● WHAT IS EXPECTED
Will you write out the data exactly, excluding every picture?

--------------------------------

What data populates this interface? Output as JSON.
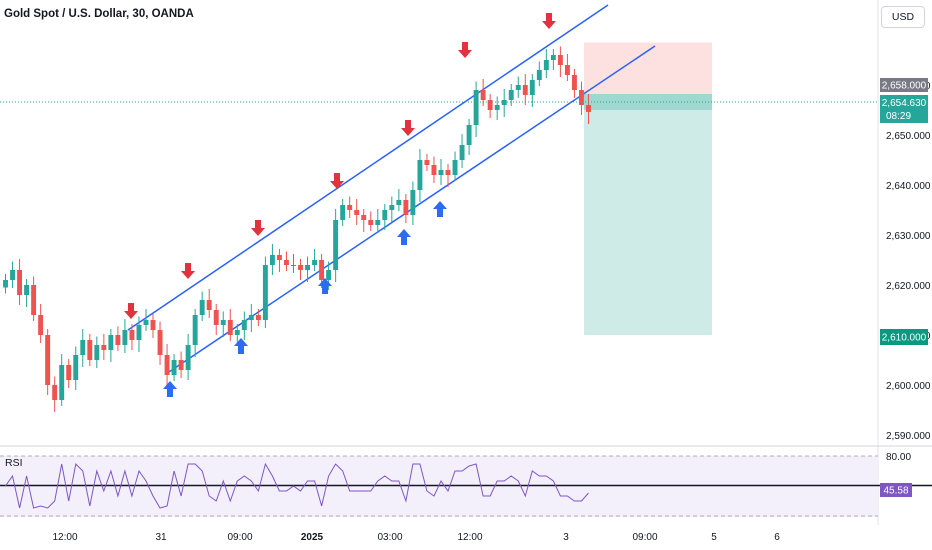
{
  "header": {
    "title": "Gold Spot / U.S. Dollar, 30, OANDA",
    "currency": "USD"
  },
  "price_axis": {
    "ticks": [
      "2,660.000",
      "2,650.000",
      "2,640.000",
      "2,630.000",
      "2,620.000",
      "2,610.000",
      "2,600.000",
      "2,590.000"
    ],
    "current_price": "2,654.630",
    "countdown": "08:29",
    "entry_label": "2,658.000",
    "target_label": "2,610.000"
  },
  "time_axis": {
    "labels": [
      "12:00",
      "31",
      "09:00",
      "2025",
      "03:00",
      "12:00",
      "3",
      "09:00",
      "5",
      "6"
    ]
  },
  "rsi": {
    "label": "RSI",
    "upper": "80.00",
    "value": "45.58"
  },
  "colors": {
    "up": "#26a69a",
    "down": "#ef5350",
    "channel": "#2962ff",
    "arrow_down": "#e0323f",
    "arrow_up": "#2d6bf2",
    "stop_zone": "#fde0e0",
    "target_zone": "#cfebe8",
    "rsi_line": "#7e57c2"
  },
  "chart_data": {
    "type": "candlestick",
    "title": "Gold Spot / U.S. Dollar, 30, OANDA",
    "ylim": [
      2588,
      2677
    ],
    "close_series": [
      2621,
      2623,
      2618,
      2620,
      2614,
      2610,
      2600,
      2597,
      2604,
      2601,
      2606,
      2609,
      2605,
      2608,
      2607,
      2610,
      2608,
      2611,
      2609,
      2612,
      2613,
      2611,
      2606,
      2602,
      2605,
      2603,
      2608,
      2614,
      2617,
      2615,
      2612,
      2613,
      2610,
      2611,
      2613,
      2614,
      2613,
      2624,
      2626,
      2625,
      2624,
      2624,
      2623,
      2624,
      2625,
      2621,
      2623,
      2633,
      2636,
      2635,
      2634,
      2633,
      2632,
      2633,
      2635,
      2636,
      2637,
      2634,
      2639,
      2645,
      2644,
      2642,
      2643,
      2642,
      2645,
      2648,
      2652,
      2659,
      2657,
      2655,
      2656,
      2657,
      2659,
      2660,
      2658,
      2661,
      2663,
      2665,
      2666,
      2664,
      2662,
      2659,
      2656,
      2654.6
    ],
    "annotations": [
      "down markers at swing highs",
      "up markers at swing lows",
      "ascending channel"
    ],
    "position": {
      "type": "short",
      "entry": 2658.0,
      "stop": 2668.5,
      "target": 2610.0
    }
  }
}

--------------------------------

● EXPECTED ANSWER
What data populates this interface? Output as JSON.
{
  "header": {
    "title": "Gold Spot / U.S. Dollar, 30, OANDA",
    "currency": "USD"
  },
  "price_axis": {
    "ticks": [
      "2,660.000",
      "2,650.000",
      "2,640.000",
      "2,630.000",
      "2,620.000",
      "2,610.000",
      "2,600.000",
      "2,590.000"
    ],
    "current_price": "2,654.630",
    "countdown": "08:29",
    "entry_label": "2,658.000",
    "target_label": "2,610.000"
  },
  "time_axis": {
    "labels": [
      "12:00",
      "31",
      "09:00",
      "2025",
      "03:00",
      "12:00",
      "3",
      "09:00",
      "5",
      "6"
    ]
  },
  "rsi": {
    "label": "RSI",
    "upper": "80.00",
    "value": "45.58"
  },
  "colors": {
    "up": "#26a69a",
    "down": "#ef5350",
    "channel": "#2962ff",
    "arrow_down": "#e0323f",
    "arrow_up": "#2d6bf2",
    "stop_zone": "#fde0e0",
    "target_zone": "#cfebe8",
    "rsi_line": "#7e57c2"
  },
  "chart_data": {
    "type": "candlestick",
    "title": "Gold Spot / U.S. Dollar, 30, OANDA",
    "ylim": [
      2588,
      2677
    ],
    "close_series": [
      2621,
      2623,
      2618,
      2620,
      2614,
      2610,
      2600,
      2597,
      2604,
      2601,
      2606,
      2609,
      2605,
      2608,
      2607,
      2610,
      2608,
      2611,
      2609,
      2612,
      2613,
      2611,
      2606,
      2602,
      2605,
      2603,
      2608,
      2614,
      2617,
      2615,
      2612,
      2613,
      2610,
      2611,
      2613,
      2614,
      2613,
      2624,
      2626,
      2625,
      2624,
      2624,
      2623,
      2624,
      2625,
      2621,
      2623,
      2633,
      2636,
      2635,
      2634,
      2633,
      2632,
      2633,
      2635,
      2636,
      2637,
      2634,
      2639,
      2645,
      2644,
      2642,
      2643,
      2642,
      2645,
      2648,
      2652,
      2659,
      2657,
      2655,
      2656,
      2657,
      2659,
      2660,
      2658,
      2661,
      2663,
      2665,
      2666,
      2664,
      2662,
      2659,
      2656,
      2654.6
    ],
    "annotations": [
      "down markers at swing highs",
      "up markers at swing lows",
      "ascending channel"
    ],
    "position": {
      "type": "short",
      "entry": 2658.0,
      "stop": 2668.5,
      "target": 2610.0
    }
  }
}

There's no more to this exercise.